▶ **DATASET EXTRACT**

○ ○ ○ ○

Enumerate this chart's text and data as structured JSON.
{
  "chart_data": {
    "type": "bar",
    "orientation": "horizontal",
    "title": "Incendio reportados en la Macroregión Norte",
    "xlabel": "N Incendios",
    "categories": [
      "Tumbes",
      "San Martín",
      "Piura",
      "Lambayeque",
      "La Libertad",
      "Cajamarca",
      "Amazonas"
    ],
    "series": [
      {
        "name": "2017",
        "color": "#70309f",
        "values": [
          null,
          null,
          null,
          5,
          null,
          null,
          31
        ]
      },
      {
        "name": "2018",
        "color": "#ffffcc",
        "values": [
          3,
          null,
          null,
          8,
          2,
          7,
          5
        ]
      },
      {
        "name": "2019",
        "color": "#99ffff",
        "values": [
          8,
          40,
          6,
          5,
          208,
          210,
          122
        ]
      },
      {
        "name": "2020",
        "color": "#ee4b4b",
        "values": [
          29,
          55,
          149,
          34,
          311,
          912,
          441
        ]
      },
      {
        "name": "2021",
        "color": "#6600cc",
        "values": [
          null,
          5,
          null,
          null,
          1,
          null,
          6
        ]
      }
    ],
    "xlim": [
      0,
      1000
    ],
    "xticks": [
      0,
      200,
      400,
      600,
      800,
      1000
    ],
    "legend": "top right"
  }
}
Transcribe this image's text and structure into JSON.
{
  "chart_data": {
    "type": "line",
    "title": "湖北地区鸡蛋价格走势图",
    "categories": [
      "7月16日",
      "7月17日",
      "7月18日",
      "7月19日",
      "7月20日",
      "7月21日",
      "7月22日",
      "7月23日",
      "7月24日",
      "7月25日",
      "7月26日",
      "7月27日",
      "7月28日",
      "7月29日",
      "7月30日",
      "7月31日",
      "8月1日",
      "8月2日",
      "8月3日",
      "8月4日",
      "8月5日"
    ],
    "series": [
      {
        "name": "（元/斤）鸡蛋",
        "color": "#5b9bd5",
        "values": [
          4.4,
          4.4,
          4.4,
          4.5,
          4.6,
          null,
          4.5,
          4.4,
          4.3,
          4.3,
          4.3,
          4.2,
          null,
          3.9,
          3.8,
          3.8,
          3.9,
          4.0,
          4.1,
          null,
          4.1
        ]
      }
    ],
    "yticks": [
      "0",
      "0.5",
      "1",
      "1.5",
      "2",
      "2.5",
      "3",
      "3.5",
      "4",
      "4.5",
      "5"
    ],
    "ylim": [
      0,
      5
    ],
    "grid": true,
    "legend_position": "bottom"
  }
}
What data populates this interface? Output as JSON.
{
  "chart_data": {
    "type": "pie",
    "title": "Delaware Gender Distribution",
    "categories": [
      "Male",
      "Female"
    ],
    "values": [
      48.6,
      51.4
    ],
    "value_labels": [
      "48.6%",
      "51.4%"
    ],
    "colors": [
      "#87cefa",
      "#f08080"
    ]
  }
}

○ ○ ○ ○

▶ **TASK DETAILS**
Choose all lines containing the string "this" and copy them out.

▶ **OUTPUT OF THE TASK**
Enumerate this chart's text and data as structured JSON.
Transcribe this image's text and structure into JSON.
What data populates this interface? Output as JSON.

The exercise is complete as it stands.